• Required work: Records follow. Pull out every line that contains "shortcut".

• Given data:
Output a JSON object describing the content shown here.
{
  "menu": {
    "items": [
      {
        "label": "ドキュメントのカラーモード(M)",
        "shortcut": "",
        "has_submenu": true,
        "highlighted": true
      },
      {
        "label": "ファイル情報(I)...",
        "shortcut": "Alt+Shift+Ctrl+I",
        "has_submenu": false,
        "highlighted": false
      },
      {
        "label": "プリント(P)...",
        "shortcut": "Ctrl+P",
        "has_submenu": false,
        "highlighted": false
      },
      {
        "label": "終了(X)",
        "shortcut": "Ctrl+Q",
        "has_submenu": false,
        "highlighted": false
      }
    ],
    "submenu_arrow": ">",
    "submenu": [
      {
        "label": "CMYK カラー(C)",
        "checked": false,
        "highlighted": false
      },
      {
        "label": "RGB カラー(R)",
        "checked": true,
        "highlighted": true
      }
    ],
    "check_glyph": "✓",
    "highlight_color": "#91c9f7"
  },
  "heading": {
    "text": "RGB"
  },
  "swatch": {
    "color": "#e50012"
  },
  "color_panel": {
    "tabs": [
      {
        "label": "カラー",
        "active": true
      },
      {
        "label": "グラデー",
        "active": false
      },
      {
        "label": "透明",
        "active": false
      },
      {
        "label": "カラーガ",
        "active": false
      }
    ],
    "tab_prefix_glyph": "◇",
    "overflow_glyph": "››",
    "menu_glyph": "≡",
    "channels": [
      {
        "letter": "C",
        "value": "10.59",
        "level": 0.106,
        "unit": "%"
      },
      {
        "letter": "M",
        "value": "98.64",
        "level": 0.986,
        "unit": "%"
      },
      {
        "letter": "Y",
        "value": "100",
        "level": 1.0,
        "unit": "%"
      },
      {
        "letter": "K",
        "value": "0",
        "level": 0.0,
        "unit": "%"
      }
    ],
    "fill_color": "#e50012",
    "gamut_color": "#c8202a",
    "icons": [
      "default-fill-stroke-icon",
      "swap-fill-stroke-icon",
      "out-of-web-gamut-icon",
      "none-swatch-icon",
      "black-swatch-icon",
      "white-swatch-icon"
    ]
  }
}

• In response:
        "shortcut": "",
        "shortcut": "Alt+Shift+Ctrl+I",
        "shortcut": "Ctrl+P",
        "shortcut": "Ctrl+Q",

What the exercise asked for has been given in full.